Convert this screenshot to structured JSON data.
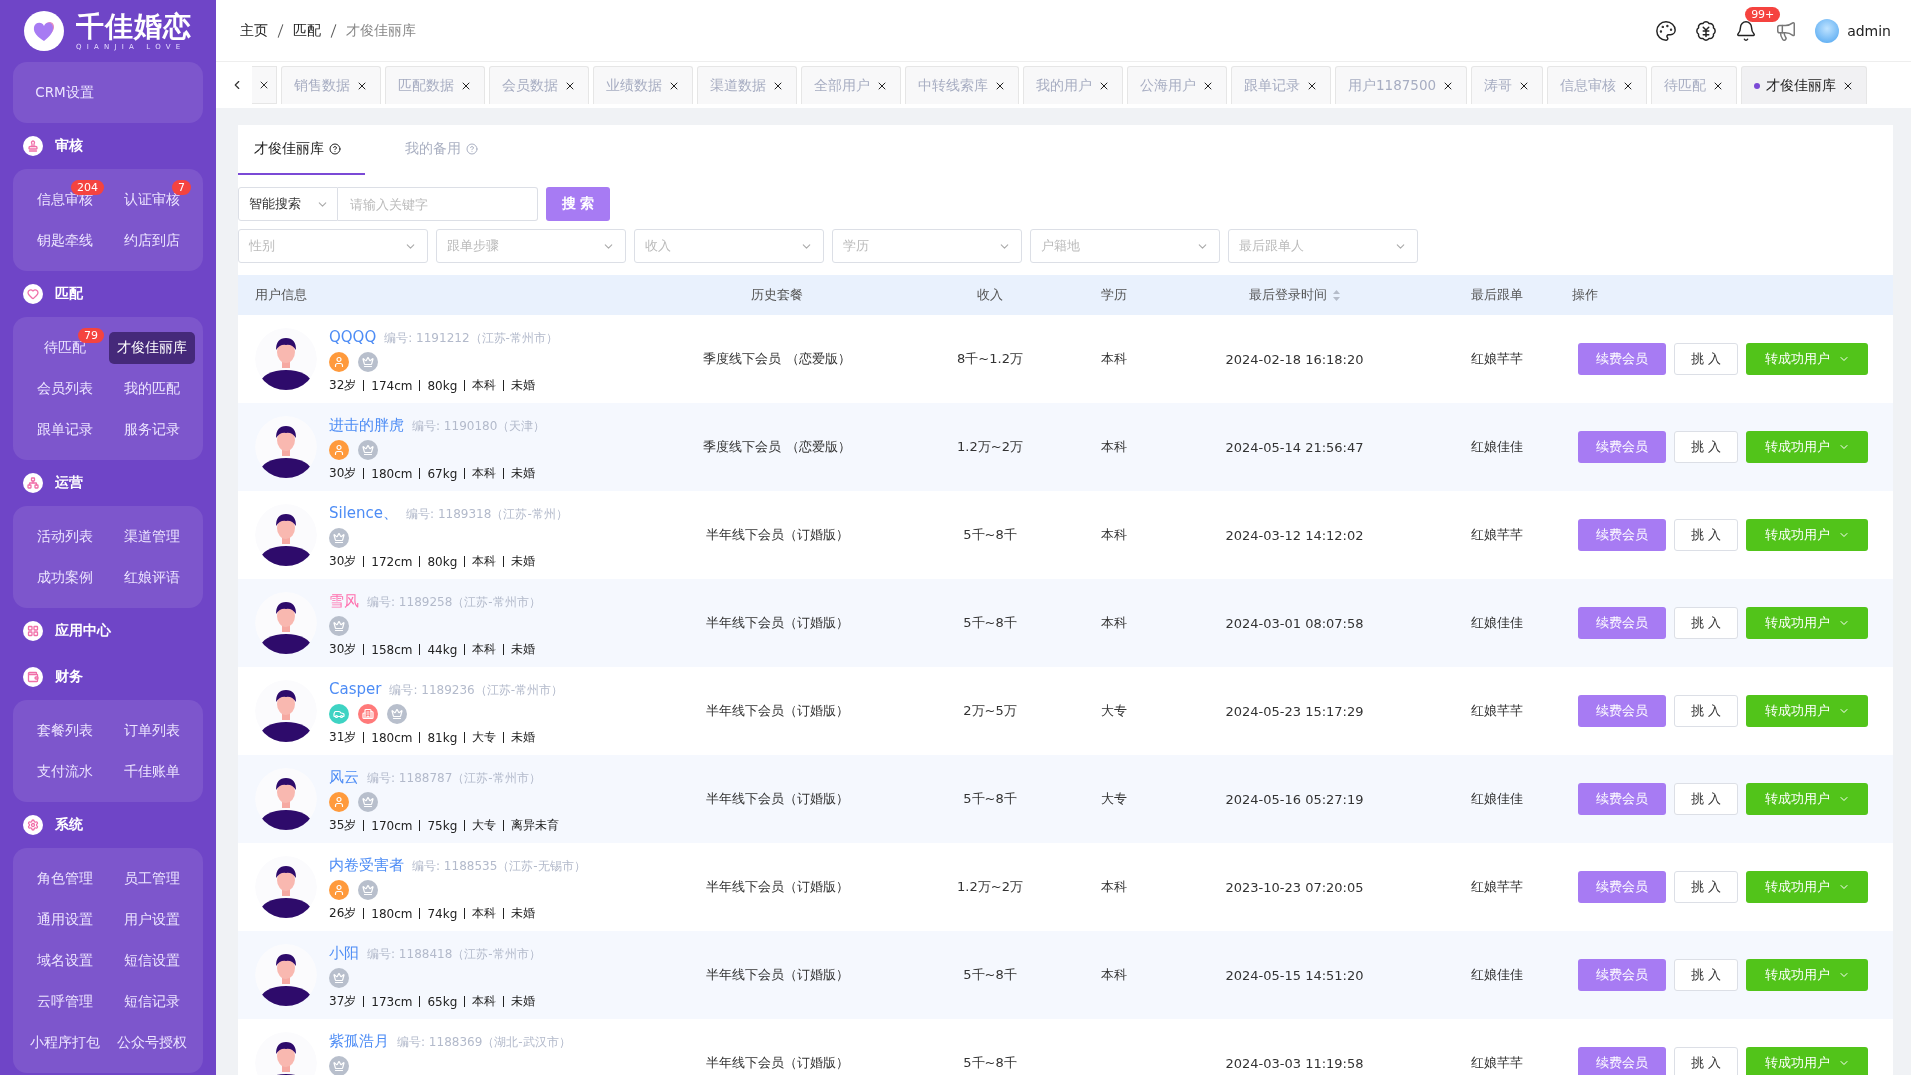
{
  "sidebar": {
    "logo": {
      "title": "千佳婚恋",
      "subtitle": "QIANJIA LOVE"
    },
    "sections": [
      {
        "items": [
          {
            "label": "CRM设置",
            "selected": false
          }
        ]
      },
      {
        "title": "审核",
        "items": [
          {
            "label": "信息审核",
            "badge": "204",
            "selected": false
          },
          {
            "label": "认证审核",
            "badge": "7",
            "selected": false
          },
          {
            "label": "钥匙牵线",
            "selected": false
          },
          {
            "label": "约店到店",
            "selected": false
          }
        ]
      },
      {
        "title": "匹配",
        "items": [
          {
            "label": "待匹配",
            "badge": "79",
            "selected": false
          },
          {
            "label": "才俊佳丽库",
            "selected": true
          },
          {
            "label": "会员列表",
            "selected": false
          },
          {
            "label": "我的匹配",
            "selected": false
          },
          {
            "label": "跟单记录",
            "selected": false
          },
          {
            "label": "服务记录",
            "selected": false
          }
        ]
      },
      {
        "title": "运营",
        "items": [
          {
            "label": "活动列表",
            "selected": false
          },
          {
            "label": "渠道管理",
            "selected": false
          },
          {
            "label": "成功案例",
            "selected": false
          },
          {
            "label": "红娘评语",
            "selected": false
          }
        ]
      },
      {
        "title": "应用中心"
      },
      {
        "title": "财务",
        "items": [
          {
            "label": "套餐列表",
            "selected": false
          },
          {
            "label": "订单列表",
            "selected": false
          },
          {
            "label": "支付流水",
            "selected": false
          },
          {
            "label": "千佳账单",
            "selected": false
          }
        ]
      },
      {
        "title": "系统",
        "items": [
          {
            "label": "角色管理",
            "selected": false
          },
          {
            "label": "员工管理",
            "selected": false
          },
          {
            "label": "通用设置",
            "selected": false
          },
          {
            "label": "用户设置",
            "selected": false
          },
          {
            "label": "域名设置",
            "selected": false
          },
          {
            "label": "短信设置",
            "selected": false
          },
          {
            "label": "云呼管理",
            "selected": false
          },
          {
            "label": "短信记录",
            "selected": false
          },
          {
            "label": "小程序打包",
            "selected": false
          },
          {
            "label": "公众号授权",
            "selected": false
          }
        ]
      }
    ]
  },
  "header": {
    "breadcrumb": [
      "主页",
      "匹配",
      "才俊佳丽库"
    ],
    "notification_badge": "99+",
    "user": "admin"
  },
  "open_tabs": [
    {
      "label": "销售数据",
      "selected": false
    },
    {
      "label": "匹配数据",
      "selected": false
    },
    {
      "label": "会员数据",
      "selected": false
    },
    {
      "label": "业绩数据",
      "selected": false
    },
    {
      "label": "渠道数据",
      "selected": false
    },
    {
      "label": "全部用户",
      "selected": false
    },
    {
      "label": "中转线索库",
      "selected": false
    },
    {
      "label": "我的用户",
      "selected": false
    },
    {
      "label": "公海用户",
      "selected": false
    },
    {
      "label": "跟单记录",
      "selected": false
    },
    {
      "label": "用户1187500",
      "selected": false
    },
    {
      "label": "涛哥",
      "selected": false
    },
    {
      "label": "信息审核",
      "selected": false
    },
    {
      "label": "待匹配",
      "selected": false
    },
    {
      "label": "才俊佳丽库",
      "selected": true
    }
  ],
  "page_tabs": [
    {
      "label": "才俊佳丽库",
      "selected": true
    },
    {
      "label": "我的备用",
      "selected": false
    }
  ],
  "search": {
    "mode": "智能搜索",
    "placeholder": "请输入关键字",
    "button": "搜 索"
  },
  "filters": [
    {
      "placeholder": "性别"
    },
    {
      "placeholder": "跟单步骤"
    },
    {
      "placeholder": "收入"
    },
    {
      "placeholder": "学历"
    },
    {
      "placeholder": "户籍地"
    },
    {
      "placeholder": "最后跟单人"
    }
  ],
  "table": {
    "columns": [
      "用户信息",
      "历史套餐",
      "收入",
      "学历",
      "最后登录时间",
      "最后跟单",
      "操作"
    ],
    "rows": [
      {
        "name": "QQQQ",
        "color": "#4d8cf5",
        "id": "编号: 1191212（江苏-常州市）",
        "badges": [
          {
            "kind": "person"
          },
          {
            "kind": "vip"
          }
        ],
        "stats": [
          "32岁",
          "174cm",
          "80kg",
          "本科",
          "未婚"
        ],
        "package": "季度线下会员 （恋爱版）",
        "income": "8千~1.2万",
        "education": "本科",
        "last_login": "2024-02-18 16:18:20",
        "last_follow": "红娘芊芊",
        "actions": {
          "renew": "续费会员",
          "pick": "挑 入",
          "convert": "转成功用户"
        }
      },
      {
        "name": "进击的胖虎",
        "color": "#4d8cf5",
        "id": "编号: 1190180（天津）",
        "badges": [
          {
            "kind": "person"
          },
          {
            "kind": "vip"
          }
        ],
        "stats": [
          "30岁",
          "180cm",
          "67kg",
          "本科",
          "未婚"
        ],
        "package": "季度线下会员 （恋爱版）",
        "income": "1.2万~2万",
        "education": "本科",
        "last_login": "2024-05-14 21:56:47",
        "last_follow": "红娘佳佳",
        "actions": {
          "renew": "续费会员",
          "pick": "挑 入",
          "convert": "转成功用户"
        }
      },
      {
        "name": "Silence、",
        "color": "#4d8cf5",
        "id": "编号: 1189318（江苏-常州）",
        "badges": [
          {
            "kind": "vip"
          }
        ],
        "stats": [
          "30岁",
          "172cm",
          "80kg",
          "本科",
          "未婚"
        ],
        "package": "半年线下会员（订婚版）",
        "income": "5千~8千",
        "education": "本科",
        "last_login": "2024-03-12 14:12:02",
        "last_follow": "红娘芊芊",
        "actions": {
          "renew": "续费会员",
          "pick": "挑 入",
          "convert": "转成功用户"
        }
      },
      {
        "name": "雪风",
        "color": "#ff6fae",
        "id": "编号: 1189258（江苏-常州市）",
        "badges": [
          {
            "kind": "vip"
          }
        ],
        "stats": [
          "30岁",
          "158cm",
          "44kg",
          "本科",
          "未婚"
        ],
        "package": "半年线下会员（订婚版）",
        "income": "5千~8千",
        "education": "本科",
        "last_login": "2024-03-01 08:07:58",
        "last_follow": "红娘佳佳",
        "actions": {
          "renew": "续费会员",
          "pick": "挑 入",
          "convert": "转成功用户"
        }
      },
      {
        "name": "Casper",
        "color": "#4d8cf5",
        "id": "编号: 1189236（江苏-常州市）",
        "badges": [
          {
            "kind": "car"
          },
          {
            "kind": "house"
          },
          {
            "kind": "vip"
          }
        ],
        "stats": [
          "31岁",
          "180cm",
          "81kg",
          "大专",
          "未婚"
        ],
        "package": "半年线下会员（订婚版）",
        "income": "2万~5万",
        "education": "大专",
        "last_login": "2024-05-23 15:17:29",
        "last_follow": "红娘芊芊",
        "actions": {
          "renew": "续费会员",
          "pick": "挑 入",
          "convert": "转成功用户"
        }
      },
      {
        "name": "风云",
        "color": "#4d8cf5",
        "id": "编号: 1188787（江苏-常州市）",
        "badges": [
          {
            "kind": "person"
          },
          {
            "kind": "vip"
          }
        ],
        "stats": [
          "35岁",
          "170cm",
          "75kg",
          "大专",
          "离异未育"
        ],
        "package": "半年线下会员（订婚版）",
        "income": "5千~8千",
        "education": "大专",
        "last_login": "2024-05-16 05:27:19",
        "last_follow": "红娘佳佳",
        "actions": {
          "renew": "续费会员",
          "pick": "挑 入",
          "convert": "转成功用户"
        }
      },
      {
        "name": "内卷受害者",
        "color": "#4d8cf5",
        "id": "编号: 1188535（江苏-无锡市）",
        "badges": [
          {
            "kind": "person"
          },
          {
            "kind": "vip"
          }
        ],
        "stats": [
          "26岁",
          "180cm",
          "74kg",
          "本科",
          "未婚"
        ],
        "package": "半年线下会员（订婚版）",
        "income": "1.2万~2万",
        "education": "本科",
        "last_login": "2023-10-23 07:20:05",
        "last_follow": "红娘芊芊",
        "actions": {
          "renew": "续费会员",
          "pick": "挑 入",
          "convert": "转成功用户"
        }
      },
      {
        "name": "小阳",
        "color": "#4d8cf5",
        "id": "编号: 1188418（江苏-常州市）",
        "badges": [
          {
            "kind": "vip"
          }
        ],
        "stats": [
          "37岁",
          "173cm",
          "65kg",
          "本科",
          "未婚"
        ],
        "package": "半年线下会员（订婚版）",
        "income": "5千~8千",
        "education": "本科",
        "last_login": "2024-05-15 14:51:20",
        "last_follow": "红娘佳佳",
        "actions": {
          "renew": "续费会员",
          "pick": "挑 入",
          "convert": "转成功用户"
        }
      },
      {
        "name": "紫孤浩月",
        "color": "#4d8cf5",
        "id": "编号: 1188369（湖北-武汉市）",
        "badges": [
          {
            "kind": "vip"
          }
        ],
        "package": "半年线下会员（订婚版）",
        "income": "5千~8千",
        "last_login": "2024-03-03 11:19:58",
        "last_follow": "红娘芊芊",
        "actions": {
          "renew": "续费会员",
          "pick": "挑 入",
          "convert": "转成功用户"
        }
      }
    ]
  }
}
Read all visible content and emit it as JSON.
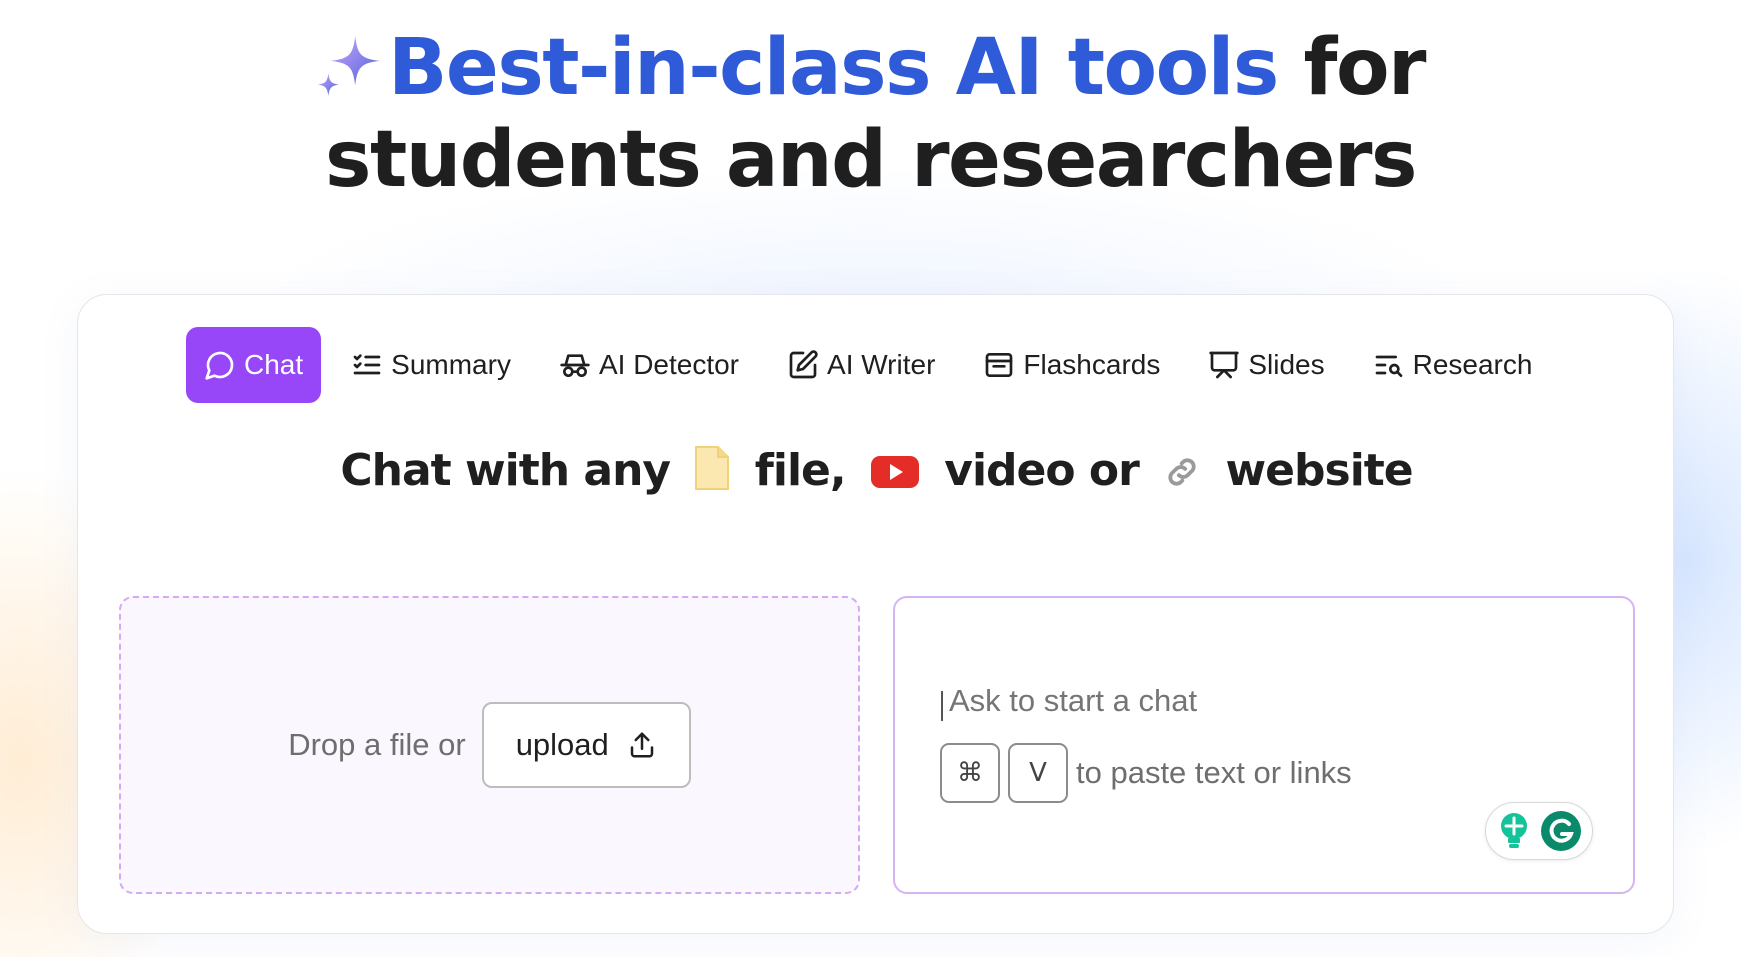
{
  "headline": {
    "accent_text": "Best-in-class AI tools",
    "rest_line1": " for",
    "line2": "students and researchers",
    "icon": "sparkle-icon",
    "accent_color": "#2f5bd8"
  },
  "tabs": [
    {
      "label": "Chat",
      "icon": "chat-bubble-icon",
      "active": true
    },
    {
      "label": "Summary",
      "icon": "checklist-icon",
      "active": false
    },
    {
      "label": "AI Detector",
      "icon": "incognito-icon",
      "active": false
    },
    {
      "label": "AI Writer",
      "icon": "edit-icon",
      "active": false
    },
    {
      "label": "Flashcards",
      "icon": "cards-icon",
      "active": false
    },
    {
      "label": "Slides",
      "icon": "presentation-icon",
      "active": false
    },
    {
      "label": "Research",
      "icon": "search-list-icon",
      "active": false
    }
  ],
  "active_tab_color": "#9747f7",
  "subheading": {
    "part1": "Chat with any",
    "part2": "file,",
    "part3": "video or",
    "part4": "website"
  },
  "dropzone": {
    "text": "Drop a file or",
    "upload_label": "upload"
  },
  "chat": {
    "placeholder": "Ask to start a chat",
    "key1": "⌘",
    "key2": "V",
    "paste_hint": "to paste text or links"
  }
}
◇ ◇ ◇
• Problem details:
Give back, word for word, the lines from the line that contains "Read all visible content and emit it as JSON." through the last line of the records, with no pictures and nothing else.

• Expected answer:
Read all visible content and emit it as JSON.
{
  "headline": {
    "accent_text": "Best-in-class AI tools",
    "rest_line1": " for",
    "line2": "students and researchers",
    "icon": "sparkle-icon",
    "accent_color": "#2f5bd8"
  },
  "tabs": [
    {
      "label": "Chat",
      "icon": "chat-bubble-icon",
      "active": true
    },
    {
      "label": "Summary",
      "icon": "checklist-icon",
      "active": false
    },
    {
      "label": "AI Detector",
      "icon": "incognito-icon",
      "active": false
    },
    {
      "label": "AI Writer",
      "icon": "edit-icon",
      "active": false
    },
    {
      "label": "Flashcards",
      "icon": "cards-icon",
      "active": false
    },
    {
      "label": "Slides",
      "icon": "presentation-icon",
      "active": false
    },
    {
      "label": "Research",
      "icon": "search-list-icon",
      "active": false
    }
  ],
  "active_tab_color": "#9747f7",
  "subheading": {
    "part1": "Chat with any",
    "part2": "file,",
    "part3": "video or",
    "part4": "website"
  },
  "dropzone": {
    "text": "Drop a file or",
    "upload_label": "upload"
  },
  "chat": {
    "placeholder": "Ask to start a chat",
    "key1": "⌘",
    "key2": "V",
    "paste_hint": "to paste text or links"
  }
}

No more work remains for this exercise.